*Exercise aim*
Return every entry exactly.

# # # # # # #

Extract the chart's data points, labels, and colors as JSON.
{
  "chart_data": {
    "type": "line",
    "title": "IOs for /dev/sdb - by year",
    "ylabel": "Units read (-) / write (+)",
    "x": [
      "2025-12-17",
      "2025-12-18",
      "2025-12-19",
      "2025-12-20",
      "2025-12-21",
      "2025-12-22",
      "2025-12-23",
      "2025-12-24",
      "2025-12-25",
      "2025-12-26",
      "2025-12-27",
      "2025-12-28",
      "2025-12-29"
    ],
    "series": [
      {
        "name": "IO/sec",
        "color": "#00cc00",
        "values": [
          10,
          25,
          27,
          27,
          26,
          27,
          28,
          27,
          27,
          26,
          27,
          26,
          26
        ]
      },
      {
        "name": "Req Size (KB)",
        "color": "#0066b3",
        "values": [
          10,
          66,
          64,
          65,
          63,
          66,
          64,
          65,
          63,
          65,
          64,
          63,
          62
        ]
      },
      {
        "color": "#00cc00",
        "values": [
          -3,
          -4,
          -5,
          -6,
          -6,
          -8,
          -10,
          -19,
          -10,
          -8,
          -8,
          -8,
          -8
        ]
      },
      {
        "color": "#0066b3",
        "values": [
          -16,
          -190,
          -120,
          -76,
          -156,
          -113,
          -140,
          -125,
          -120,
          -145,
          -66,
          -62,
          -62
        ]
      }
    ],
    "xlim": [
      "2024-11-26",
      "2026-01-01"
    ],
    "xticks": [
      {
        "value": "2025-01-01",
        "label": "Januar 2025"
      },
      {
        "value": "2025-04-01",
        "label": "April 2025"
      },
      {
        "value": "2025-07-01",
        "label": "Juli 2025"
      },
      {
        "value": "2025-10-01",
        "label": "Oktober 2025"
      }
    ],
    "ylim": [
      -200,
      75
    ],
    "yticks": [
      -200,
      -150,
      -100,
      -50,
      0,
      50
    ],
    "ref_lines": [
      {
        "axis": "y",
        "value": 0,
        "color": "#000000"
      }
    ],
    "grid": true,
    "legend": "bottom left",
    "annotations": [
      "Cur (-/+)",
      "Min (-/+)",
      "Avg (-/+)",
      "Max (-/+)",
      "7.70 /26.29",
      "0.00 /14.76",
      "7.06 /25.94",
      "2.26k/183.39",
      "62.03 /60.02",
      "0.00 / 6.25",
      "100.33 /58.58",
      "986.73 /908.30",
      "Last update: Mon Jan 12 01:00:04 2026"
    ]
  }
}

# # # # # # #

*Exercise solution*
Extract the chart's data points, labels, and colors as JSON.
{
  "chart_data": {
    "type": "line",
    "title": "IOs for /dev/sdb - by year",
    "ylabel": "Units read (-) / write (+)",
    "x": [
      "2025-12-17",
      "2025-12-18",
      "2025-12-19",
      "2025-12-20",
      "2025-12-21",
      "2025-12-22",
      "2025-12-23",
      "2025-12-24",
      "2025-12-25",
      "2025-12-26",
      "2025-12-27",
      "2025-12-28",
      "2025-12-29"
    ],
    "series": [
      {
        "name": "IO/sec",
        "color": "#00cc00",
        "values": [
          10,
          25,
          27,
          27,
          26,
          27,
          28,
          27,
          27,
          26,
          27,
          26,
          26
        ]
      },
      {
        "name": "Req Size (KB)",
        "color": "#0066b3",
        "values": [
          10,
          66,
          64,
          65,
          63,
          66,
          64,
          65,
          63,
          65,
          64,
          63,
          62
        ]
      },
      {
        "color": "#00cc00",
        "values": [
          -3,
          -4,
          -5,
          -6,
          -6,
          -8,
          -10,
          -19,
          -10,
          -8,
          -8,
          -8,
          -8
        ]
      },
      {
        "color": "#0066b3",
        "values": [
          -16,
          -190,
          -120,
          -76,
          -156,
          -113,
          -140,
          -125,
          -120,
          -145,
          -66,
          -62,
          -62
        ]
      }
    ],
    "xlim": [
      "2024-11-26",
      "2026-01-01"
    ],
    "xticks": [
      {
        "value": "2025-01-01",
        "label": "Januar 2025"
      },
      {
        "value": "2025-04-01",
        "label": "April 2025"
      },
      {
        "value": "2025-07-01",
        "label": "Juli 2025"
      },
      {
        "value": "2025-10-01",
        "label": "Oktober 2025"
      }
    ],
    "ylim": [
      -200,
      75
    ],
    "yticks": [
      -200,
      -150,
      -100,
      -50,
      0,
      50
    ],
    "ref_lines": [
      {
        "axis": "y",
        "value": 0,
        "color": "#000000"
      }
    ],
    "grid": true,
    "legend": "bottom left",
    "annotations": [
      "Cur (-/+)",
      "Min (-/+)",
      "Avg (-/+)",
      "Max (-/+)",
      "7.70 /26.29",
      "0.00 /14.76",
      "7.06 /25.94",
      "2.26k/183.39",
      "62.03 /60.02",
      "0.00 / 6.25",
      "100.33 /58.58",
      "986.73 /908.30",
      "Last update: Mon Jan 12 01:00:04 2026"
    ]
  }
}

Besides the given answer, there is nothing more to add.